- _Data provided_

☆ ☆ ☆

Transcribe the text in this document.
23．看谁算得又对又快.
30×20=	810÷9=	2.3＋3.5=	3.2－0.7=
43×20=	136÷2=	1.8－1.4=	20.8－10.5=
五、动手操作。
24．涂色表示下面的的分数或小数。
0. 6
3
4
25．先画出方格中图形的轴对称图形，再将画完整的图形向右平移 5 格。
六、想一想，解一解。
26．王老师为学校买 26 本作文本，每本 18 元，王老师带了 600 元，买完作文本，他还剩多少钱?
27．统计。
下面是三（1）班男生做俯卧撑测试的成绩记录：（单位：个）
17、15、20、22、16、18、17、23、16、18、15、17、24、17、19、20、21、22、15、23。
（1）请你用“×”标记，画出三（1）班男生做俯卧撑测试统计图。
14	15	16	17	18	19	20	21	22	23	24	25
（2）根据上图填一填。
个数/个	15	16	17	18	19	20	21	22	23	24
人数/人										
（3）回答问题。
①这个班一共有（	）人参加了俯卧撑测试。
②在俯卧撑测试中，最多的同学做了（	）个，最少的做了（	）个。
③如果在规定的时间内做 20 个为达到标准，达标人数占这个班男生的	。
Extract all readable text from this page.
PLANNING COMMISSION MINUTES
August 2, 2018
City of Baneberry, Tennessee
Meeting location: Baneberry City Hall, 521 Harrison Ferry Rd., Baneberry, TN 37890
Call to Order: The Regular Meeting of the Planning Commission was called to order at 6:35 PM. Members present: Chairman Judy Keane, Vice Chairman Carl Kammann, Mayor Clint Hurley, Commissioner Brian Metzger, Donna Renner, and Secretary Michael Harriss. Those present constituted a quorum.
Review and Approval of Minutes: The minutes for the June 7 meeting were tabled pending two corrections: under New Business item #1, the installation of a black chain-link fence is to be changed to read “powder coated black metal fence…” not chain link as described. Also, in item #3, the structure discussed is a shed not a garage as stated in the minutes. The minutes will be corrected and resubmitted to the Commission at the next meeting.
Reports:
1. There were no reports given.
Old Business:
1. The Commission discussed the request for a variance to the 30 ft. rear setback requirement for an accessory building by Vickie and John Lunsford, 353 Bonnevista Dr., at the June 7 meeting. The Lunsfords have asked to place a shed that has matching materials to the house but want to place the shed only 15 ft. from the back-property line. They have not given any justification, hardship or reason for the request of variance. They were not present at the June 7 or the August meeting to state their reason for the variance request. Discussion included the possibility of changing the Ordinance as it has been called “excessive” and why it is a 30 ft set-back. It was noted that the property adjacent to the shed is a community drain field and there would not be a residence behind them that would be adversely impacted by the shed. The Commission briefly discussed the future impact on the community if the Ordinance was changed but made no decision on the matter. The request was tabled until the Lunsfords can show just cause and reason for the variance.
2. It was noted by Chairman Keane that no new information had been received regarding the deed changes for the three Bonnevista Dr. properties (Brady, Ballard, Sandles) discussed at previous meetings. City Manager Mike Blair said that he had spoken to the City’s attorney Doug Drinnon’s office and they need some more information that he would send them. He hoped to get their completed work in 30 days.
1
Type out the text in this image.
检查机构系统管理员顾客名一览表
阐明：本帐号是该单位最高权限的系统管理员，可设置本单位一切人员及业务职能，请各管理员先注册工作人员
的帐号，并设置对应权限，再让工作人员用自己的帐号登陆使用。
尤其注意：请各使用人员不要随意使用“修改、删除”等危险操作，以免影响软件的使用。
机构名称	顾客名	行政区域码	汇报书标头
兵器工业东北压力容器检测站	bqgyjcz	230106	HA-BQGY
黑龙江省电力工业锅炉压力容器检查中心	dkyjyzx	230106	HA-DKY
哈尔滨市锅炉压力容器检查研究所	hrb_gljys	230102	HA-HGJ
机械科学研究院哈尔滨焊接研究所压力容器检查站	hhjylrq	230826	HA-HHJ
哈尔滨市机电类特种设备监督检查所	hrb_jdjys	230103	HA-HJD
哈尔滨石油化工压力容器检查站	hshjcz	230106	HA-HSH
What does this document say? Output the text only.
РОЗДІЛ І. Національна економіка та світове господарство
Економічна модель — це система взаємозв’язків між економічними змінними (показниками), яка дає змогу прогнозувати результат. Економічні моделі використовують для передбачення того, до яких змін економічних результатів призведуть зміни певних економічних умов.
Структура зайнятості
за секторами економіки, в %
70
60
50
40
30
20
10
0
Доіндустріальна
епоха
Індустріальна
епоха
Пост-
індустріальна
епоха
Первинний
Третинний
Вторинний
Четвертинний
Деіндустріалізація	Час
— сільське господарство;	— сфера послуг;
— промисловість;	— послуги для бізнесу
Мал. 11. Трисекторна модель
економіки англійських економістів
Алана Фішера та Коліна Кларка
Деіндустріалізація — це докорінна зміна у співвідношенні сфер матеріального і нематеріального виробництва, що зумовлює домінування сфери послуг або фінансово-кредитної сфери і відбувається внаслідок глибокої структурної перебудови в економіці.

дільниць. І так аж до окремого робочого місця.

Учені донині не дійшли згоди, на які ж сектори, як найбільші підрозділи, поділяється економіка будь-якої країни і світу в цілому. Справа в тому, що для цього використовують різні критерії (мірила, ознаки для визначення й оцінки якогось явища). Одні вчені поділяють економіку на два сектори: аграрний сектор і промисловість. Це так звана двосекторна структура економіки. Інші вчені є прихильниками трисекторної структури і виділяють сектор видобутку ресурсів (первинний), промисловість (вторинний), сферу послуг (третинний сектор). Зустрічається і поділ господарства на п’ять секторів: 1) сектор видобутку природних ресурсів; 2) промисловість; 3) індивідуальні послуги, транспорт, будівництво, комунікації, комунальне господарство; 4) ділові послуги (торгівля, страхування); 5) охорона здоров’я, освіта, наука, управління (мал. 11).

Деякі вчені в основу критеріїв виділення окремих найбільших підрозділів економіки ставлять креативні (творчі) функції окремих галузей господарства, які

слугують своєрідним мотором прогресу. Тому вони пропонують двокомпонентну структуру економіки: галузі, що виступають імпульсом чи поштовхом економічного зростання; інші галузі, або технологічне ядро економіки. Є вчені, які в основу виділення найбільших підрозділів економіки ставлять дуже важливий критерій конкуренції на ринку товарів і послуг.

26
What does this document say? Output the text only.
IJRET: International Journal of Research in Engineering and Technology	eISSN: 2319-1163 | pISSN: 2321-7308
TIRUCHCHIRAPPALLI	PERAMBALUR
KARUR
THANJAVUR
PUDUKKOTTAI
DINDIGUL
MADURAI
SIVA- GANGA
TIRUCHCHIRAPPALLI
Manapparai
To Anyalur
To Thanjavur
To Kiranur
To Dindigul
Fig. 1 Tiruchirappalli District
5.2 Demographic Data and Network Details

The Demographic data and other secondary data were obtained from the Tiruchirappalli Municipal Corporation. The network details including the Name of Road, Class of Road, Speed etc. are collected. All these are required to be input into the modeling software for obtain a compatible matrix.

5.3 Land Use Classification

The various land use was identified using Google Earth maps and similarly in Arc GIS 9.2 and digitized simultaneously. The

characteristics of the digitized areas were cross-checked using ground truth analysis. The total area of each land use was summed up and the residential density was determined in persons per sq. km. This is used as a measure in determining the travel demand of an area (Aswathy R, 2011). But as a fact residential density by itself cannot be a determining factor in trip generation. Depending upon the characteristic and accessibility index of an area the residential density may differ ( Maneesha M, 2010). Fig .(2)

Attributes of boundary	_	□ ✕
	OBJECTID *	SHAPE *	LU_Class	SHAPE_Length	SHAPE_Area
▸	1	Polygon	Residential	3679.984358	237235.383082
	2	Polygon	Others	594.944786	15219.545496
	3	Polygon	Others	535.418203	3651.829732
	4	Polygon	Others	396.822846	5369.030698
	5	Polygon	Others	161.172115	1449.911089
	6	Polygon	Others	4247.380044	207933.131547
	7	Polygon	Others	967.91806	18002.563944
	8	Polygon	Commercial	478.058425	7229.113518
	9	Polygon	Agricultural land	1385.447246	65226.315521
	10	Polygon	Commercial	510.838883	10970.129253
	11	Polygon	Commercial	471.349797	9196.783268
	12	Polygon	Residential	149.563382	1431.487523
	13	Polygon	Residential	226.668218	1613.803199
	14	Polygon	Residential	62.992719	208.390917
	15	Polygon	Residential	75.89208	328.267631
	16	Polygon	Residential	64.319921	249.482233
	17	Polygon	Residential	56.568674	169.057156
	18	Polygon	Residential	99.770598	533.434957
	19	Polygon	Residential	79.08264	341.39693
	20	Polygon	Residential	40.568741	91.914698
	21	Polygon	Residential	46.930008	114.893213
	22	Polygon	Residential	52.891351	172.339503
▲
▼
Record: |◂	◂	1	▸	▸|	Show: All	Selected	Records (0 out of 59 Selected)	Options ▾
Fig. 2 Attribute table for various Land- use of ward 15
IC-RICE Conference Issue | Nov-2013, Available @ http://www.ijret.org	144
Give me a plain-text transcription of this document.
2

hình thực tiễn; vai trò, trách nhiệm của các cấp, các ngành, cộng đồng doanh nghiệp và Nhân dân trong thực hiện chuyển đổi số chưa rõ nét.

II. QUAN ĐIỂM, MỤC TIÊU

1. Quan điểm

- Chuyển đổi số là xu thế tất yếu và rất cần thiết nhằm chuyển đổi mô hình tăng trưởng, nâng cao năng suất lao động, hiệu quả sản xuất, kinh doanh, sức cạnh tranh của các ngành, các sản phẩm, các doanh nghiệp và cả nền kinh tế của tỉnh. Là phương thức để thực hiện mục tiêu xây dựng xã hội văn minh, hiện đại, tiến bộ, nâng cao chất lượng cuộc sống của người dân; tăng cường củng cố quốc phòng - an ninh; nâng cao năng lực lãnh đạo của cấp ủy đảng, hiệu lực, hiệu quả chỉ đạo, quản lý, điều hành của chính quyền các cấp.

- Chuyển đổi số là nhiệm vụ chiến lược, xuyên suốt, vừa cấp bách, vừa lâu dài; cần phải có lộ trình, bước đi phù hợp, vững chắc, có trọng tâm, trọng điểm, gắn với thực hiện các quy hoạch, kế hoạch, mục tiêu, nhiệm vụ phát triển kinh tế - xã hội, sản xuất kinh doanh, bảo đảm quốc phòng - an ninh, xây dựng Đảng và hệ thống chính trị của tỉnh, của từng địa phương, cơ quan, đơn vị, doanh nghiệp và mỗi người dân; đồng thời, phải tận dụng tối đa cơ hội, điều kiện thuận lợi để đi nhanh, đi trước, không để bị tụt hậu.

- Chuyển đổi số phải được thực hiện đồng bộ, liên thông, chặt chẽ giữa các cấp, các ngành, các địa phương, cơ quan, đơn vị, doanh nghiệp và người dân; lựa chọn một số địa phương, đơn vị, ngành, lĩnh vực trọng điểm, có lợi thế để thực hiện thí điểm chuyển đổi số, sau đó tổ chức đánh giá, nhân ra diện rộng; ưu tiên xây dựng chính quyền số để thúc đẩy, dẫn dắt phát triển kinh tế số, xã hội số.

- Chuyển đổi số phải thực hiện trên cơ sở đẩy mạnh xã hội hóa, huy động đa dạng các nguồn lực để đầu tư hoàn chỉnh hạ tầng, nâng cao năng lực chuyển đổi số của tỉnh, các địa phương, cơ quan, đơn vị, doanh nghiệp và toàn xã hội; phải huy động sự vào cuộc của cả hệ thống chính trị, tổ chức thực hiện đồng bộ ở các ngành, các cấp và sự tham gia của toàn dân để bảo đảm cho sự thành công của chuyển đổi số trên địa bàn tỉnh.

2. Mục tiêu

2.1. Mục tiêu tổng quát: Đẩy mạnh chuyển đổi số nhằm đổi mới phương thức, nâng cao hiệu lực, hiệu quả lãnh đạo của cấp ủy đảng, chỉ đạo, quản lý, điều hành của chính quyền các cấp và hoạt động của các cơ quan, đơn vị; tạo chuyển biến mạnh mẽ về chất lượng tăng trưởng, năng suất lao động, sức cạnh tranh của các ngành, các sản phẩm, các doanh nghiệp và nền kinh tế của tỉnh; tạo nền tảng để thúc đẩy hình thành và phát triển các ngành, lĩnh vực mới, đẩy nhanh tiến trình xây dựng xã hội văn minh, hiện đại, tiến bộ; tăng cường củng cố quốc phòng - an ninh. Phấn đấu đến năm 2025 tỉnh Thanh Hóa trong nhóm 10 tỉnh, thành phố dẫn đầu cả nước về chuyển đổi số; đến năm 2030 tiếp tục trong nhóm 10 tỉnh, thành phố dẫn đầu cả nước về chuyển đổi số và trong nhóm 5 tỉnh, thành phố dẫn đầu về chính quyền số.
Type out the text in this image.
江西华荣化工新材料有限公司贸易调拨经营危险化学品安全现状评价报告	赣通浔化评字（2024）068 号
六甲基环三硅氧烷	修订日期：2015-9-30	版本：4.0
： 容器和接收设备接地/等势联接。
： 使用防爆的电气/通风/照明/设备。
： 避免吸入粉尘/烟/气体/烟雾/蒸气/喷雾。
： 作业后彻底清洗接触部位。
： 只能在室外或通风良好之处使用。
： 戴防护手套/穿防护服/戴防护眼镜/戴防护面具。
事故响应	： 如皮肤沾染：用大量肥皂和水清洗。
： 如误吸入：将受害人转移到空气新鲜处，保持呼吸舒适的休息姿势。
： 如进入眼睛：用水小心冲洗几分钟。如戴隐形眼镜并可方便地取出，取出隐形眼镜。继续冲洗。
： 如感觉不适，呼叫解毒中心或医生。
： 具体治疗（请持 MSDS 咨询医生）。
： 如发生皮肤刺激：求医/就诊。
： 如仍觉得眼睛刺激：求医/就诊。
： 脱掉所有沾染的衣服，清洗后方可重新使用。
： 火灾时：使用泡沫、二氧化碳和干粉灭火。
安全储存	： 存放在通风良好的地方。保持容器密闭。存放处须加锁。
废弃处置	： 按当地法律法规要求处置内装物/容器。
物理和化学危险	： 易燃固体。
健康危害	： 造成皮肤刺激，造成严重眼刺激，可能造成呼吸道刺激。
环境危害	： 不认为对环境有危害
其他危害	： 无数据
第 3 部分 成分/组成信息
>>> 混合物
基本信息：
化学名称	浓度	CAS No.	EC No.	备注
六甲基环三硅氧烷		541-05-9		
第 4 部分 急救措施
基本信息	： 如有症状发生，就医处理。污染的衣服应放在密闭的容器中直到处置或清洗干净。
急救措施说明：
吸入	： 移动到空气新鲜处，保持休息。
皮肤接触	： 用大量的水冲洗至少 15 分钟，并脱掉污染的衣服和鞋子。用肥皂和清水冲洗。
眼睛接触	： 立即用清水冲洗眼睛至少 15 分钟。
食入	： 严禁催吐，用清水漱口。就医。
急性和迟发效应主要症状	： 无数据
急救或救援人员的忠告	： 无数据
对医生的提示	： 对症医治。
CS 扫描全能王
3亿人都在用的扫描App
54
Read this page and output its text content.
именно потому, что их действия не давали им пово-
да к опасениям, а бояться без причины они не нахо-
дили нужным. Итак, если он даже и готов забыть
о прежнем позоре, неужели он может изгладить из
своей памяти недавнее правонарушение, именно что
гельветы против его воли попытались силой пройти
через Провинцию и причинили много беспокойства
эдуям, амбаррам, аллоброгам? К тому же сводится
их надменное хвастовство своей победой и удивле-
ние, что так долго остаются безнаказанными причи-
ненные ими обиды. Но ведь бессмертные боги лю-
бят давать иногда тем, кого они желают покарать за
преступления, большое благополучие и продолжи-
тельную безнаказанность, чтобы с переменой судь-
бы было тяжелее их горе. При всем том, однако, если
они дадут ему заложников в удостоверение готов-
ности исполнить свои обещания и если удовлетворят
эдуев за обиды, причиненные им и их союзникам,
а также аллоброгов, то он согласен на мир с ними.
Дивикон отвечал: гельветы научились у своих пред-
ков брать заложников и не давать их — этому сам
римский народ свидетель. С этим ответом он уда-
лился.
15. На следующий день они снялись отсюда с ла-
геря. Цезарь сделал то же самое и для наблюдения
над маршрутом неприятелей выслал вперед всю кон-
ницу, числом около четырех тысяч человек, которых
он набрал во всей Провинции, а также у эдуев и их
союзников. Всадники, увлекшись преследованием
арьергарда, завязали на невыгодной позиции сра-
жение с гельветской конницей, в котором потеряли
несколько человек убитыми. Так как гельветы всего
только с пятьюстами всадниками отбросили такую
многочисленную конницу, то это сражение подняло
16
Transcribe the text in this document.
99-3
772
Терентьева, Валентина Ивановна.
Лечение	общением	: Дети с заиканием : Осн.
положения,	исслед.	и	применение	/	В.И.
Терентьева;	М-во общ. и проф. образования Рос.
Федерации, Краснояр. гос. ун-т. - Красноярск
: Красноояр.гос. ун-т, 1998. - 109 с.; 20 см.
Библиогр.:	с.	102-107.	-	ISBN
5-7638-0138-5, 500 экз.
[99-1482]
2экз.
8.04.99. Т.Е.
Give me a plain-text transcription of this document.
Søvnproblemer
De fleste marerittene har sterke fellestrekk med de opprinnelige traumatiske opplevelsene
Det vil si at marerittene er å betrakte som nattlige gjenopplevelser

☆ ☆ ☆

- _Do this_
Extract each line holding the word "Others" from the records.

- _Solved problem_
	2	Polygon	Others	594.944786	15219.545496
	3	Polygon	Others	535.418203	3651.829732
	4	Polygon	Others	396.822846	5369.030698
	5	Polygon	Others	161.172115	1449.911089
	6	Polygon	Others	4247.380044	207933.131547
	7	Polygon	Others	967.91806	18002.563944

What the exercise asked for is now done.